* BEGIN Material to process *
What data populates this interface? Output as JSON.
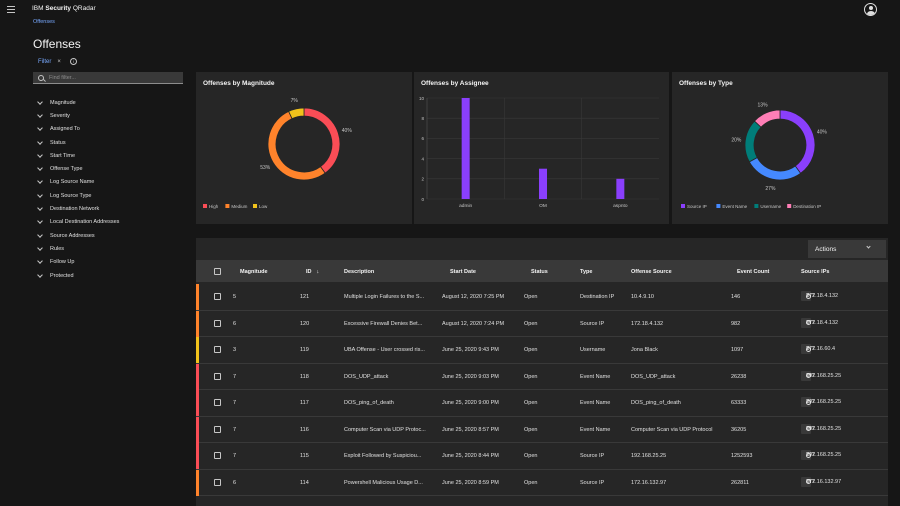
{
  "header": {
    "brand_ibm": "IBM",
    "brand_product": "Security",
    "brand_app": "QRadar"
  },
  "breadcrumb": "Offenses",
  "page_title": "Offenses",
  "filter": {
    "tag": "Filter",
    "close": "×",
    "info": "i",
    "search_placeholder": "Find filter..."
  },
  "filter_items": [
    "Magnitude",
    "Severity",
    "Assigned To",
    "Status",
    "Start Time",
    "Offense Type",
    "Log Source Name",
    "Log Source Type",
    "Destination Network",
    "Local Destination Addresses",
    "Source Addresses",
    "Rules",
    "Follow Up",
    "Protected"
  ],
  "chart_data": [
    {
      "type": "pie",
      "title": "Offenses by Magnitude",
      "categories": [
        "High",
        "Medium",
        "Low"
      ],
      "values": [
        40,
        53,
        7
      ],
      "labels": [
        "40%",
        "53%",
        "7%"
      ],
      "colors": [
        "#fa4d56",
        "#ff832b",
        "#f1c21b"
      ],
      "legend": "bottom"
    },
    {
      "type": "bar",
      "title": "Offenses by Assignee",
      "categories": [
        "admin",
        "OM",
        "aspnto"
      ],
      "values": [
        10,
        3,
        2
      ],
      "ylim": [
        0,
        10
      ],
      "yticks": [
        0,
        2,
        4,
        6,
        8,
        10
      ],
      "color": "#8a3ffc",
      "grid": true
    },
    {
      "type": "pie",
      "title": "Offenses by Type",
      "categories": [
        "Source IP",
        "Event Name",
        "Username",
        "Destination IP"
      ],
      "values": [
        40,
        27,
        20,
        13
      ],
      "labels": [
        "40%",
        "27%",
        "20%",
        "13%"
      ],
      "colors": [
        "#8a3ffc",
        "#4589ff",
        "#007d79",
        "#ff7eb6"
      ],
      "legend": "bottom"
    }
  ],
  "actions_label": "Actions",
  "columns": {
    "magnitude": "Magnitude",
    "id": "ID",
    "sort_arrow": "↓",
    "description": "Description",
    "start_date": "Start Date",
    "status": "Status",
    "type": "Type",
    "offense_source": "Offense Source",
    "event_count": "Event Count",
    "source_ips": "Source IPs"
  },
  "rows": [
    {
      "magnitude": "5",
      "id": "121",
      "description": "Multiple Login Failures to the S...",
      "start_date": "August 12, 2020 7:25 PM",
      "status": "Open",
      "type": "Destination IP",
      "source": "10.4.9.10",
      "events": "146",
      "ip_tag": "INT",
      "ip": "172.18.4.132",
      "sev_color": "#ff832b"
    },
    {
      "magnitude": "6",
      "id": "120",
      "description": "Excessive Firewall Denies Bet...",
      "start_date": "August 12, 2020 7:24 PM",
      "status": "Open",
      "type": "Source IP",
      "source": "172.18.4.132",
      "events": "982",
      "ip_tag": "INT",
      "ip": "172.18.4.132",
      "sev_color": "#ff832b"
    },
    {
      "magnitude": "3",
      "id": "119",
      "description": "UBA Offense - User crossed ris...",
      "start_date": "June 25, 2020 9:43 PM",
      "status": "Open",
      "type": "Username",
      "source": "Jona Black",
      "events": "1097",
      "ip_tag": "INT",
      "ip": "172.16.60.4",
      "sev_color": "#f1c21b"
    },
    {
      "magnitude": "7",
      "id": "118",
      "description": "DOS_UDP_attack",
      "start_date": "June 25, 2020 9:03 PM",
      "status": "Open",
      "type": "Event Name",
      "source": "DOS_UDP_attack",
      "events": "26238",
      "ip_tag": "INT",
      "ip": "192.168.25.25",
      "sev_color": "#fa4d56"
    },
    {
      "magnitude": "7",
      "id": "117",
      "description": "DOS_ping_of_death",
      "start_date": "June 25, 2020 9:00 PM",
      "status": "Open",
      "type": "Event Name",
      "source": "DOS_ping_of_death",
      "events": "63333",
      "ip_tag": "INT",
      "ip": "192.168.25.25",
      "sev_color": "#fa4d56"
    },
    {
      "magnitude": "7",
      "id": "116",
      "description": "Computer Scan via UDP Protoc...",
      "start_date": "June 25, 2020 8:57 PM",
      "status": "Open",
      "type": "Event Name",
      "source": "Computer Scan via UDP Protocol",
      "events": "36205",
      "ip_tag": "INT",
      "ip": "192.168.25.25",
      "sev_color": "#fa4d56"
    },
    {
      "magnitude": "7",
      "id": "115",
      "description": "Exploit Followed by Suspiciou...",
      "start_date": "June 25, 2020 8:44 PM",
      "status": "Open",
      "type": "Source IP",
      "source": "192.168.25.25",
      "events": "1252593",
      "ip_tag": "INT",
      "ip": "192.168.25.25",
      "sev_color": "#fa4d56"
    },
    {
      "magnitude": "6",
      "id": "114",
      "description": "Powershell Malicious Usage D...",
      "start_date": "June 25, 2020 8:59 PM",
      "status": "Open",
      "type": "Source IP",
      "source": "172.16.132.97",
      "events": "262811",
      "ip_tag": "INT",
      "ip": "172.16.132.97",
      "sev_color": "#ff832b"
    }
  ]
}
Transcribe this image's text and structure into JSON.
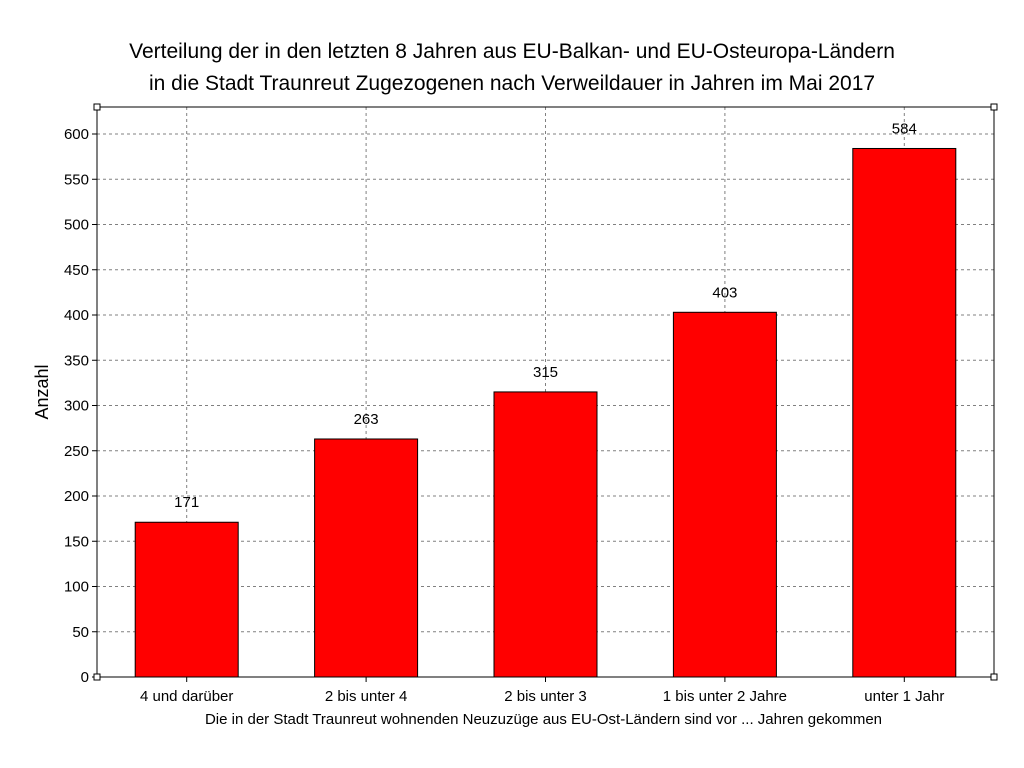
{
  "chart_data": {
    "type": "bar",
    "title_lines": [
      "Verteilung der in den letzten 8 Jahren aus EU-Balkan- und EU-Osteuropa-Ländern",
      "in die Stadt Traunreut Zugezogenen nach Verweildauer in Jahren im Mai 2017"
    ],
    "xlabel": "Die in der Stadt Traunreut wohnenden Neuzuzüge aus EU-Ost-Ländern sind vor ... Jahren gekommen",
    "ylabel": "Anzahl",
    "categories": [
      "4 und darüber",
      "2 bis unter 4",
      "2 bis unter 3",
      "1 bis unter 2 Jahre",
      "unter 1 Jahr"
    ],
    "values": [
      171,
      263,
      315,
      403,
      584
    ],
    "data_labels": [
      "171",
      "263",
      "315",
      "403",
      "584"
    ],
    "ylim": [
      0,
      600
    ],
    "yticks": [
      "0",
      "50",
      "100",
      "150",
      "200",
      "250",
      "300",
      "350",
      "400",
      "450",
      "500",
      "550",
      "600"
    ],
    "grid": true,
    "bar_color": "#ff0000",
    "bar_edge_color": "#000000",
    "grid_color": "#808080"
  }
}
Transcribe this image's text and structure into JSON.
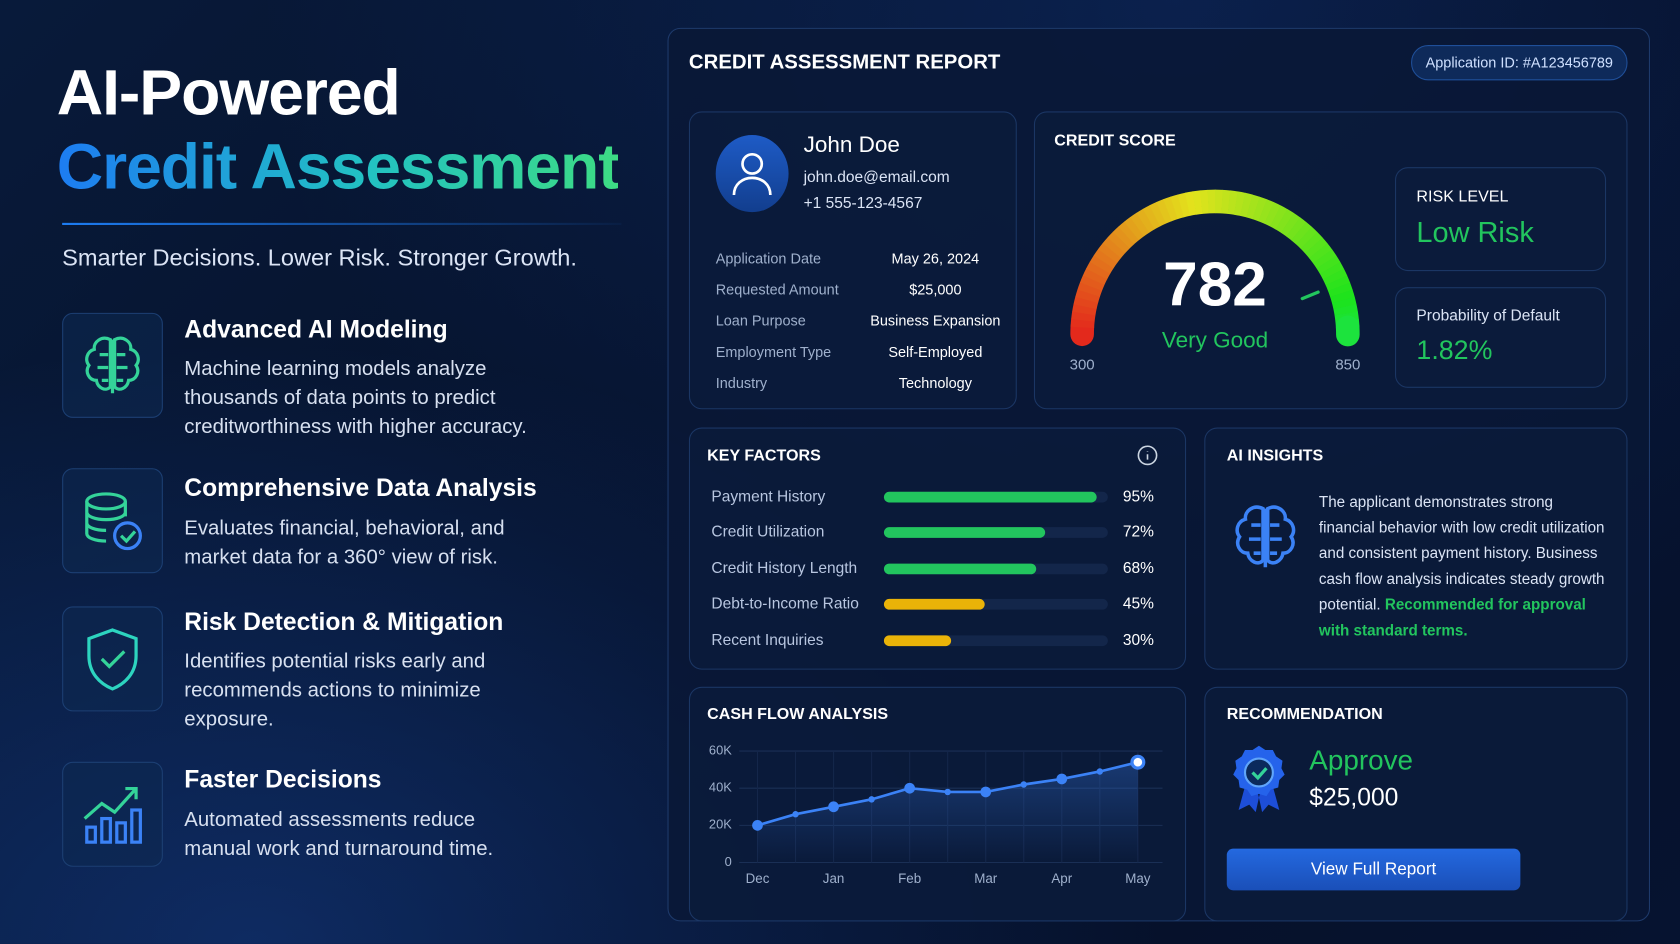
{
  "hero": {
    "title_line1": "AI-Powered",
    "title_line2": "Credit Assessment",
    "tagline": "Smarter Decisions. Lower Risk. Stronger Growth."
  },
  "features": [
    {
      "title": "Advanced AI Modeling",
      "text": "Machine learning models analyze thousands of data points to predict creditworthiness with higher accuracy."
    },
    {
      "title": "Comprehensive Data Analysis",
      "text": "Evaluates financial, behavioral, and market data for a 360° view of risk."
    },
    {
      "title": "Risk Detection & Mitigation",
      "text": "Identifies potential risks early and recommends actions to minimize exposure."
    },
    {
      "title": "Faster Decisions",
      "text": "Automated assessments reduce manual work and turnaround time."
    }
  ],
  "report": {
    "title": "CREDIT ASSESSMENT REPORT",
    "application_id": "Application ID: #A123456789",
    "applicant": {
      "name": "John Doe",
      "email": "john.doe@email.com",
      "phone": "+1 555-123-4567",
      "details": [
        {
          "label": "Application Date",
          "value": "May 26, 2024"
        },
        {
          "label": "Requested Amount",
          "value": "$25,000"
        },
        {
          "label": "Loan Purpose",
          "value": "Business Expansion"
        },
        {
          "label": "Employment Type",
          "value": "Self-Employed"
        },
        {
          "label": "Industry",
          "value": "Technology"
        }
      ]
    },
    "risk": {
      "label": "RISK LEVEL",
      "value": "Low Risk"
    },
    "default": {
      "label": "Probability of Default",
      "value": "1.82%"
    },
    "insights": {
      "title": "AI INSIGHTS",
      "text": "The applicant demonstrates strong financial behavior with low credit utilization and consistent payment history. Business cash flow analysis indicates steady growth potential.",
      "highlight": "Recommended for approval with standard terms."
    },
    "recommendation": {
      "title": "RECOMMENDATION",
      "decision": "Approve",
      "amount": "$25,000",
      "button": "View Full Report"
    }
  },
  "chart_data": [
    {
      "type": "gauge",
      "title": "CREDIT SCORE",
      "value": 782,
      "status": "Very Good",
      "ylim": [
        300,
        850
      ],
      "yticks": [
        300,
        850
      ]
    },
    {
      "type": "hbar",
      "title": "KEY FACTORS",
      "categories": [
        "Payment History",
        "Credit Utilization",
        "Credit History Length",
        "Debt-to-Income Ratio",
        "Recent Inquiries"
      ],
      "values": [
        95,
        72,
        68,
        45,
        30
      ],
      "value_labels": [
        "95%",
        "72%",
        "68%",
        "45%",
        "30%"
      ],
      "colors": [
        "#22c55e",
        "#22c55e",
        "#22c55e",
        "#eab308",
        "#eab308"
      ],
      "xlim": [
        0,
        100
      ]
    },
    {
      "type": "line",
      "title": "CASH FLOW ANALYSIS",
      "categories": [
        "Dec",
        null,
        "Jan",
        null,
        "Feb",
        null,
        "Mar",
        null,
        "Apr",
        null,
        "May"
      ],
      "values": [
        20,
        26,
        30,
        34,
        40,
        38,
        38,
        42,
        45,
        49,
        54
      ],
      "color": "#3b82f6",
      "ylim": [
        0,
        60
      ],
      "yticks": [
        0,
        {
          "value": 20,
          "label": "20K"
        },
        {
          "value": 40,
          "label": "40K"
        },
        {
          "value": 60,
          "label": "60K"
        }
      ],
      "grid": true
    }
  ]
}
* END Material to process *
Goal – Say how many lines above contain the string "Business". Answer with the number only.

Output – 2